"""
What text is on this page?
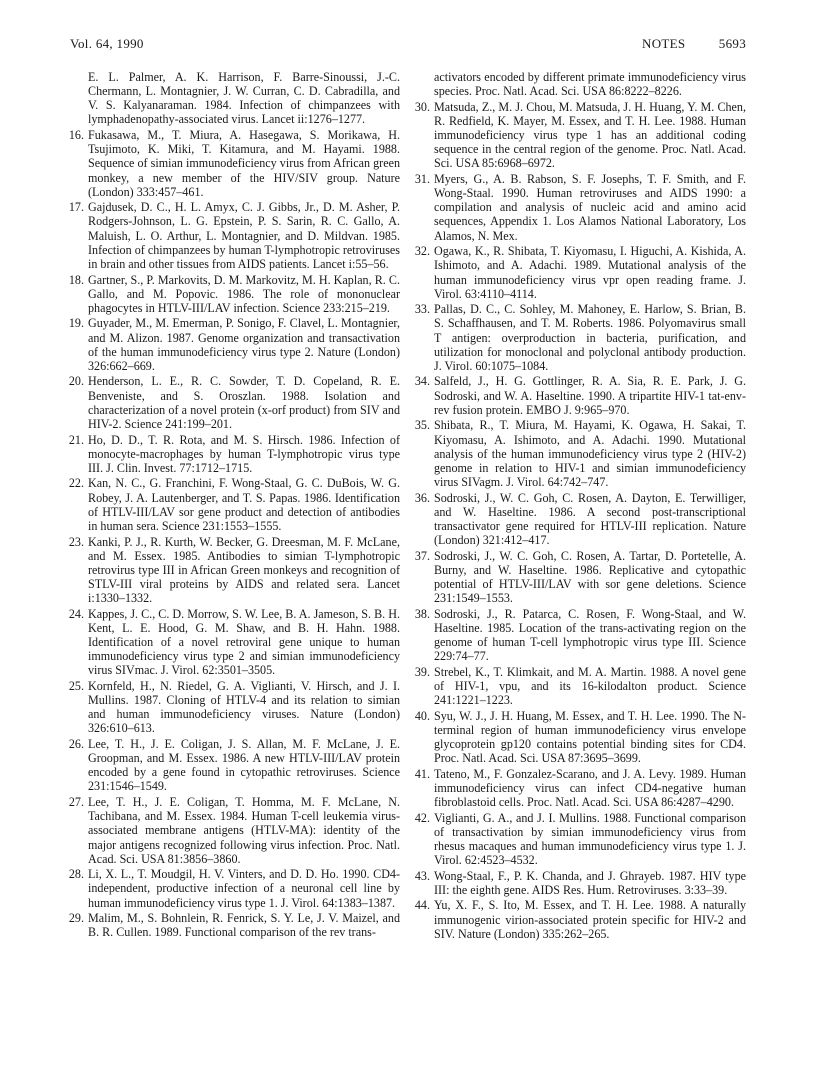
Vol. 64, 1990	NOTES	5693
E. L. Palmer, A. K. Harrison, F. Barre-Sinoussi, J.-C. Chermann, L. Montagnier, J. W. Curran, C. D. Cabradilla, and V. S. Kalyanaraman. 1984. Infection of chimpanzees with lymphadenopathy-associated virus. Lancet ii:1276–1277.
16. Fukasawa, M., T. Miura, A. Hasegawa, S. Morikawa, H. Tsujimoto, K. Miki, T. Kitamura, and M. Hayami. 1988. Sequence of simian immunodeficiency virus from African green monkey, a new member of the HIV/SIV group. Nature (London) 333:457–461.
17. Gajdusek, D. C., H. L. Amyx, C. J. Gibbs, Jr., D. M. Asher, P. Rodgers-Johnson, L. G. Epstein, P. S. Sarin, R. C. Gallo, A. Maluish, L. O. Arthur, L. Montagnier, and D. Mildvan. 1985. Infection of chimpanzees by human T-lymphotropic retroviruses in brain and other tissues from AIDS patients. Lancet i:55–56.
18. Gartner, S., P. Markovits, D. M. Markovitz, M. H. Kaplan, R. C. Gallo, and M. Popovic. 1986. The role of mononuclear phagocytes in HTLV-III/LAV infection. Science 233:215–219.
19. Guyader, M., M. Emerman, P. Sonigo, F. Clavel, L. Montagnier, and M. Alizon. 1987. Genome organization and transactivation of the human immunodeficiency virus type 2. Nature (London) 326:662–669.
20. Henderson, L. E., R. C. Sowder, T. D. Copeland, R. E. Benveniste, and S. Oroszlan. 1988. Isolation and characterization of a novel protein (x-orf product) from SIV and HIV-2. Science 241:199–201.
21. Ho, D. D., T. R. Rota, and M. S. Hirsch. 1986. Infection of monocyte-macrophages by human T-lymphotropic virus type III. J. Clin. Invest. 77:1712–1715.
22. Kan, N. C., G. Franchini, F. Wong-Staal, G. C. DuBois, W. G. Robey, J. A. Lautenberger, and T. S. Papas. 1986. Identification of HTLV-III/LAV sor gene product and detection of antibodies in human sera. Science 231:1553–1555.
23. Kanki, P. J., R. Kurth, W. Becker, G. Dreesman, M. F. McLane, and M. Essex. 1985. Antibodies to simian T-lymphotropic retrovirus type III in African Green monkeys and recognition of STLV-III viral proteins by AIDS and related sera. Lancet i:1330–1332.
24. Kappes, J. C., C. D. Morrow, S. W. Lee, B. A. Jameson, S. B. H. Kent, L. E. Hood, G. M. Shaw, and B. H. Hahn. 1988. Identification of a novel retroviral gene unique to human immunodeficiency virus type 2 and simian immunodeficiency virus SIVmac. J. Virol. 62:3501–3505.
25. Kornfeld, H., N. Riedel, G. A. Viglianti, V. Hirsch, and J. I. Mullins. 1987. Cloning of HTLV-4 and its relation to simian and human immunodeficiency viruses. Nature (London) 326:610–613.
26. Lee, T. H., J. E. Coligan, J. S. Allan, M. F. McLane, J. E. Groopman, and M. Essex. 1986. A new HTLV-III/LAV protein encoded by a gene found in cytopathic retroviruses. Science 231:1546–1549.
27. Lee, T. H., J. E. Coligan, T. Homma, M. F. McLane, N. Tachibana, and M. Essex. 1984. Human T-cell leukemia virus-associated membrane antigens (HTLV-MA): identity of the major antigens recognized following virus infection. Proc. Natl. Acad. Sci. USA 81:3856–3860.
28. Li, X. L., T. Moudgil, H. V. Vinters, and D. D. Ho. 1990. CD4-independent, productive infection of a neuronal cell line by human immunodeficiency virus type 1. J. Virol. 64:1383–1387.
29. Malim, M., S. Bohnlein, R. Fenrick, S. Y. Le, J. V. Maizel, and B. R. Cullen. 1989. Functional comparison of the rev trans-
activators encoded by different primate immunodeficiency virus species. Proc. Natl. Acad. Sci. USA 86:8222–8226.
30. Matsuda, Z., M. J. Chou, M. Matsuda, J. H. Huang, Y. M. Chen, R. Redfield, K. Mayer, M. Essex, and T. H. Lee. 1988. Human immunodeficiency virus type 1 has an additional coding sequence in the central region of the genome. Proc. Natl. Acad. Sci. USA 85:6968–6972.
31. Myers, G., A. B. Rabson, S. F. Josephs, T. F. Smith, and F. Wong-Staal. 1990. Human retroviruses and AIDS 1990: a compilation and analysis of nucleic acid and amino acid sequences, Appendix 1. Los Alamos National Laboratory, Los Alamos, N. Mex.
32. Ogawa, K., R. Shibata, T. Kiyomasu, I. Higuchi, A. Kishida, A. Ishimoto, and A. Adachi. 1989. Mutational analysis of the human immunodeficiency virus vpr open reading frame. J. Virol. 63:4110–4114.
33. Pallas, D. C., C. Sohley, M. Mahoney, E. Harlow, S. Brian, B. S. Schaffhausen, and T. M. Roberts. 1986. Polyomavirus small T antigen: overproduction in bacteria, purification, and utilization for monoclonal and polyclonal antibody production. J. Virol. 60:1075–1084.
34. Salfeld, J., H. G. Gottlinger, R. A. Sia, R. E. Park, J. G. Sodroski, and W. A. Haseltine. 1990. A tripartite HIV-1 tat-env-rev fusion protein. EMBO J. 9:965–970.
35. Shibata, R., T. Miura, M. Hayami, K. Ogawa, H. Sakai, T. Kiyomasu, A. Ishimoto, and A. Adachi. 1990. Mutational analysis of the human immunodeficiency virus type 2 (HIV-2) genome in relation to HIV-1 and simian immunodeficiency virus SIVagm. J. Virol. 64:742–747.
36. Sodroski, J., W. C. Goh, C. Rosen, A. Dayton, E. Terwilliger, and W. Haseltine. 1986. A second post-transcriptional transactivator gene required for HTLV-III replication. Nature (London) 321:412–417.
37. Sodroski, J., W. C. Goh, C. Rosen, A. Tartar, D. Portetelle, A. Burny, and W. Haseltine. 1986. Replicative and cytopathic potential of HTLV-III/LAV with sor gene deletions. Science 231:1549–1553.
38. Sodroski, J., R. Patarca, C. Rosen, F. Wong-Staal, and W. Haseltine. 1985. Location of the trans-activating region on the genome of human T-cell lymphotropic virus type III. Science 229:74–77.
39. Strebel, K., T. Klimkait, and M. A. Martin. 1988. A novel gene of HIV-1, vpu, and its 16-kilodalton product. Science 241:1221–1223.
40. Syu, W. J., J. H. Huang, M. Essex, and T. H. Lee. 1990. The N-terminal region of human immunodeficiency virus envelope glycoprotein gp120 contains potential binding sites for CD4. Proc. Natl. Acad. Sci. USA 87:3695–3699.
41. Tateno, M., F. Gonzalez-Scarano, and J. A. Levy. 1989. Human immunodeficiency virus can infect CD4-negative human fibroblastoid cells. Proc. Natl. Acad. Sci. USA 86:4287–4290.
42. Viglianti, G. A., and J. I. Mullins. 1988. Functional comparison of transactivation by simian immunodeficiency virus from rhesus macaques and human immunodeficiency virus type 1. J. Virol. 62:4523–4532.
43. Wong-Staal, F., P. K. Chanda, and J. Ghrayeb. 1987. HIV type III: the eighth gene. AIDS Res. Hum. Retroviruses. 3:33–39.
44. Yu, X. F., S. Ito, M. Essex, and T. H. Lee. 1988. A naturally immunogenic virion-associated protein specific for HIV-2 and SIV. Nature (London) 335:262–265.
"""
"""
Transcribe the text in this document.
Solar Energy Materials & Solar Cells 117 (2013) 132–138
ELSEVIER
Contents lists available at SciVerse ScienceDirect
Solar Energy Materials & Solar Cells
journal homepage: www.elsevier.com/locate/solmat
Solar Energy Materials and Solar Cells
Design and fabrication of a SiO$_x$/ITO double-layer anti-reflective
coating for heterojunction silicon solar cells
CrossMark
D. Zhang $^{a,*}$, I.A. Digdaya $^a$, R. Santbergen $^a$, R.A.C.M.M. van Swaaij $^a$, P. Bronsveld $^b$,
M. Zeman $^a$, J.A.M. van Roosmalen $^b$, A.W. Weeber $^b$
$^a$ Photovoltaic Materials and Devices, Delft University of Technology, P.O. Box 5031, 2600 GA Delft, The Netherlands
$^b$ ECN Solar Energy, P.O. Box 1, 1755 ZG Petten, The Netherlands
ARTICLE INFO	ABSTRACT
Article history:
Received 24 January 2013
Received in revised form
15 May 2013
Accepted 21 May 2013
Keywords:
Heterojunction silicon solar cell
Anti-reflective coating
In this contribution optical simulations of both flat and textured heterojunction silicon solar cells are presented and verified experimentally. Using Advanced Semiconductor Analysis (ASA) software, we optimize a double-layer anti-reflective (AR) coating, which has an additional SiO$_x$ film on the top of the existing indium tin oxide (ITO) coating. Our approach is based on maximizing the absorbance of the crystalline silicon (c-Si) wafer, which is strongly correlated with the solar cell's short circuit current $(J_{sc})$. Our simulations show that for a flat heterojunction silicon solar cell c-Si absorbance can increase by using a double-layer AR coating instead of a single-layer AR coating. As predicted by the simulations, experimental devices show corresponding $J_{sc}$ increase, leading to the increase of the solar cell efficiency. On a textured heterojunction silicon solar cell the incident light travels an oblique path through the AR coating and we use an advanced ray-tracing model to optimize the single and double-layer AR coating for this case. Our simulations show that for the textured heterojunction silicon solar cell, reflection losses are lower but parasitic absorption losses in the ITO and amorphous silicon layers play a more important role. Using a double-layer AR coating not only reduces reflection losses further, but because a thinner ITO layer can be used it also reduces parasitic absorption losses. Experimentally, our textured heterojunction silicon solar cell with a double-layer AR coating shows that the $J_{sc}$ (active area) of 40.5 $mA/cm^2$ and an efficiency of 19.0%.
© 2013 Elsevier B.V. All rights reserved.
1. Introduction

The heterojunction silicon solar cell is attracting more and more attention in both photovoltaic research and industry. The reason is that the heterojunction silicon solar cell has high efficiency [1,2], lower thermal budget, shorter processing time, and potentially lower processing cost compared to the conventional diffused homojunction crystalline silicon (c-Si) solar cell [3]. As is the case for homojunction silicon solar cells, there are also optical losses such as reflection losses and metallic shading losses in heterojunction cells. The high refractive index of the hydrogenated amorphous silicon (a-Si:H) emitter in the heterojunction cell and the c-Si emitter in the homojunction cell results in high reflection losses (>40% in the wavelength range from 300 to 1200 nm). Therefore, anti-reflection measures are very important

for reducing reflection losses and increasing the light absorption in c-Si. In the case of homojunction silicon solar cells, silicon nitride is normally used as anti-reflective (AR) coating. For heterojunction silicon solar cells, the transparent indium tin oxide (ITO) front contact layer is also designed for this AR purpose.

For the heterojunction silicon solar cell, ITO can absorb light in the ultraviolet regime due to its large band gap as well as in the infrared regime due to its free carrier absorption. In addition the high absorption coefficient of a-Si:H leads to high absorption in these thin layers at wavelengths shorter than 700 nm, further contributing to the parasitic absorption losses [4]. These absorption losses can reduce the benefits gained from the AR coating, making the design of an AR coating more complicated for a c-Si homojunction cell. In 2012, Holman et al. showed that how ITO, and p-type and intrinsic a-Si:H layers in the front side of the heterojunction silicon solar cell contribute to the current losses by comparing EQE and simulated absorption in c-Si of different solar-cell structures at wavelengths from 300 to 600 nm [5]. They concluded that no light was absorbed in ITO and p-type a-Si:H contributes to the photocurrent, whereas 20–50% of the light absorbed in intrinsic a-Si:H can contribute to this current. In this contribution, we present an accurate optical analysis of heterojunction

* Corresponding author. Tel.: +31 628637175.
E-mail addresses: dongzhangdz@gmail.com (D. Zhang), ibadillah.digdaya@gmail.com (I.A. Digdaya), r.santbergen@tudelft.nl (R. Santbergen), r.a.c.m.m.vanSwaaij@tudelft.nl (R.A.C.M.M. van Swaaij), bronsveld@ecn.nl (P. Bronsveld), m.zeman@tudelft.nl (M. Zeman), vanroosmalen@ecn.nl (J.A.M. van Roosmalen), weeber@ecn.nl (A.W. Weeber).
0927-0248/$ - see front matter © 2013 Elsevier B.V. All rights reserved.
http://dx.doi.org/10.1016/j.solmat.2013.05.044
"""
• Your objective: Note which lines carry the word "sera" in the material, then copy each of them.

• Completed exercise:
22. Kan, N. C., G. Franchini, F. Wong-Staal, G. C. DuBois, W. G. Robey, J. A. Lautenberger, and T. S. Papas. 1986. Identification of HTLV-III/LAV sor gene product and detection of antibodies in human sera. Science 231:1553–1555.
23. Kanki, P. J., R. Kurth, W. Becker, G. Dreesman, M. F. McLane, and M. Essex. 1985. Antibodies to simian T-lymphotropic retrovirus type III in African Green monkeys and recognition of STLV-III viral proteins by AIDS and related sera. Lancet i:1330–1332.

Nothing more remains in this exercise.